[A run of records]
***

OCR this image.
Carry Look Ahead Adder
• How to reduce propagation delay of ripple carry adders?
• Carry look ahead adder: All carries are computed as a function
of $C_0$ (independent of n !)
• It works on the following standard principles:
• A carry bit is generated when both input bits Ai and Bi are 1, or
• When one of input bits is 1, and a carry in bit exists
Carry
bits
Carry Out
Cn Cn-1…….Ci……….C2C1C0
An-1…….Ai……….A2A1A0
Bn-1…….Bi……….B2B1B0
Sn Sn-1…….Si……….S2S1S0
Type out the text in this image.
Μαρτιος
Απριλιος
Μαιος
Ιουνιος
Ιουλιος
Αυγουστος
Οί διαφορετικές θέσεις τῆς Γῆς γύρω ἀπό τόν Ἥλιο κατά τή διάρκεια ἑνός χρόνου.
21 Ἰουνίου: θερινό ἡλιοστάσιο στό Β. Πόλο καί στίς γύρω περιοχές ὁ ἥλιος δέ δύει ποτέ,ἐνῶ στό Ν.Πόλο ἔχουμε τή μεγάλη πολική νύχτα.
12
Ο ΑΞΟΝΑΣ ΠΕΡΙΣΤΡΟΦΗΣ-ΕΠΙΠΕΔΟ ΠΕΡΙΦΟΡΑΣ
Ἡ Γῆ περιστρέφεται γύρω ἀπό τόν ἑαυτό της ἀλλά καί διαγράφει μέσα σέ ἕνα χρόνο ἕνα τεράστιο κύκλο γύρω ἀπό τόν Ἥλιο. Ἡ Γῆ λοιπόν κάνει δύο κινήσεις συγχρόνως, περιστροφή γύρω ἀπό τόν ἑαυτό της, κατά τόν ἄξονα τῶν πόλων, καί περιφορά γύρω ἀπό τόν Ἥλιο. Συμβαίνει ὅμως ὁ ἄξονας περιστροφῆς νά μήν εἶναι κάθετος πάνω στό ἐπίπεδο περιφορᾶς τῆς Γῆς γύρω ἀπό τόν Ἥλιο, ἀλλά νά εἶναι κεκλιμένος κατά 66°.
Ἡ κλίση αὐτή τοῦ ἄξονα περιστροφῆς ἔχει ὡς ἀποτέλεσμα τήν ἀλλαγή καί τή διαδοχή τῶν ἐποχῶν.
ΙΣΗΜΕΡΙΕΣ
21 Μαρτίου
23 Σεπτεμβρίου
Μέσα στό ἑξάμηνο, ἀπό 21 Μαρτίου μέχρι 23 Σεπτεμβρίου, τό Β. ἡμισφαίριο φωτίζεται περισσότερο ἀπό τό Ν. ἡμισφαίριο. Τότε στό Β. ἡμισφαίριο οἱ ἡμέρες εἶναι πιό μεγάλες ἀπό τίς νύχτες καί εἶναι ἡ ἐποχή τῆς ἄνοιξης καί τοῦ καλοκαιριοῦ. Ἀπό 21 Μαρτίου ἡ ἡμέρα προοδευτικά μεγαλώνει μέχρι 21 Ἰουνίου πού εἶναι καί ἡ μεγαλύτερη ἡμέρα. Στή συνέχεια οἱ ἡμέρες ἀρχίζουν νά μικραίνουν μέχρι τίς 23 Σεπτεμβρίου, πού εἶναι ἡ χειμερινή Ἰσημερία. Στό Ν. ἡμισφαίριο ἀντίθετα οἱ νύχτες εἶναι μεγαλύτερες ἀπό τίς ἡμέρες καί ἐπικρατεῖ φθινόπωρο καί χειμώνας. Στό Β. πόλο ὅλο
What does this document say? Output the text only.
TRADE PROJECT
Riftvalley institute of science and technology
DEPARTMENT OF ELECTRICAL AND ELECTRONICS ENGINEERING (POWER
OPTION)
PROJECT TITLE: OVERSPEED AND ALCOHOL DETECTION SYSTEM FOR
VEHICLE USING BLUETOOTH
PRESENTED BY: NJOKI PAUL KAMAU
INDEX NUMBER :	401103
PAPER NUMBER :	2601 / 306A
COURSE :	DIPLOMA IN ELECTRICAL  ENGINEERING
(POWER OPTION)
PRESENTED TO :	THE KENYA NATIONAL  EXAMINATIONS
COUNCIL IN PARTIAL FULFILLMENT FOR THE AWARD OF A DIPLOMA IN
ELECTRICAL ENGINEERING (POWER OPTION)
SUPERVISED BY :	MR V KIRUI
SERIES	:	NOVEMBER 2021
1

***

STATED EXERCISE ▸ Return all of the entries exactly as they were supplied.

SOLVED EXERCISE ▸
OCR this image.
Carry Look Ahead Adder
• How to reduce propagation delay of ripple carry adders?
• Carry look ahead adder: All carries are computed as a function
of $C_0$ (independent of n !)
• It works on the following standard principles:
• A carry bit is generated when both input bits Ai and Bi are 1, or
• When one of input bits is 1, and a carry in bit exists
Carry
bits
Carry Out
Cn Cn-1…….Ci……….C2C1C0
An-1…….Ai……….A2A1A0
Bn-1…….Bi……….B2B1B0
Sn Sn-1…….Si……….S2S1S0
Type out the text in this image.
Μαρτιος
Απριλιος
Μαιος
Ιουνιος
Ιουλιος
Αυγουστος
Οί διαφορετικές θέσεις τῆς Γῆς γύρω ἀπό τόν Ἥλιο κατά τή διάρκεια ἑνός χρόνου.
21 Ἰουνίου: θερινό ἡλιοστάσιο στό Β. Πόλο καί στίς γύρω περιοχές ὁ ἥλιος δέ δύει ποτέ,ἐνῶ στό Ν.Πόλο ἔχουμε τή μεγάλη πολική νύχτα.
12
Ο ΑΞΟΝΑΣ ΠΕΡΙΣΤΡΟΦΗΣ-ΕΠΙΠΕΔΟ ΠΕΡΙΦΟΡΑΣ
Ἡ Γῆ περιστρέφεται γύρω ἀπό τόν ἑαυτό της ἀλλά καί διαγράφει μέσα σέ ἕνα χρόνο ἕνα τεράστιο κύκλο γύρω ἀπό τόν Ἥλιο. Ἡ Γῆ λοιπόν κάνει δύο κινήσεις συγχρόνως, περιστροφή γύρω ἀπό τόν ἑαυτό της, κατά τόν ἄξονα τῶν πόλων, καί περιφορά γύρω ἀπό τόν Ἥλιο. Συμβαίνει ὅμως ὁ ἄξονας περιστροφῆς νά μήν εἶναι κάθετος πάνω στό ἐπίπεδο περιφορᾶς τῆς Γῆς γύρω ἀπό τόν Ἥλιο, ἀλλά νά εἶναι κεκλιμένος κατά 66°.
Ἡ κλίση αὐτή τοῦ ἄξονα περιστροφῆς ἔχει ὡς ἀποτέλεσμα τήν ἀλλαγή καί τή διαδοχή τῶν ἐποχῶν.
ΙΣΗΜΕΡΙΕΣ
21 Μαρτίου
23 Σεπτεμβρίου
Μέσα στό ἑξάμηνο, ἀπό 21 Μαρτίου μέχρι 23 Σεπτεμβρίου, τό Β. ἡμισφαίριο φωτίζεται περισσότερο ἀπό τό Ν. ἡμισφαίριο. Τότε στό Β. ἡμισφαίριο οἱ ἡμέρες εἶναι πιό μεγάλες ἀπό τίς νύχτες καί εἶναι ἡ ἐποχή τῆς ἄνοιξης καί τοῦ καλοκαιριοῦ. Ἀπό 21 Μαρτίου ἡ ἡμέρα προοδευτικά μεγαλώνει μέχρι 21 Ἰουνίου πού εἶναι καί ἡ μεγαλύτερη ἡμέρα. Στή συνέχεια οἱ ἡμέρες ἀρχίζουν νά μικραίνουν μέχρι τίς 23 Σεπτεμβρίου, πού εἶναι ἡ χειμερινή Ἰσημερία. Στό Ν. ἡμισφαίριο ἀντίθετα οἱ νύχτες εἶναι μεγαλύτερες ἀπό τίς ἡμέρες καί ἐπικρατεῖ φθινόπωρο καί χειμώνας. Στό Β. πόλο ὅλο
What does this document say? Output the text only.
TRADE PROJECT
Riftvalley institute of science and technology
DEPARTMENT OF ELECTRICAL AND ELECTRONICS ENGINEERING (POWER
OPTION)
PROJECT TITLE: OVERSPEED AND ALCOHOL DETECTION SYSTEM FOR
VEHICLE USING BLUETOOTH
PRESENTED BY: NJOKI PAUL KAMAU
INDEX NUMBER :	401103
PAPER NUMBER :	2601 / 306A
COURSE :	DIPLOMA IN ELECTRICAL  ENGINEERING
(POWER OPTION)
PRESENTED TO :	THE KENYA NATIONAL  EXAMINATIONS
COUNCIL IN PARTIAL FULFILLMENT FOR THE AWARD OF A DIPLOMA IN
ELECTRICAL ENGINEERING (POWER OPTION)
SUPERVISED BY :	MR V KIRUI
SERIES	:	NOVEMBER 2021
1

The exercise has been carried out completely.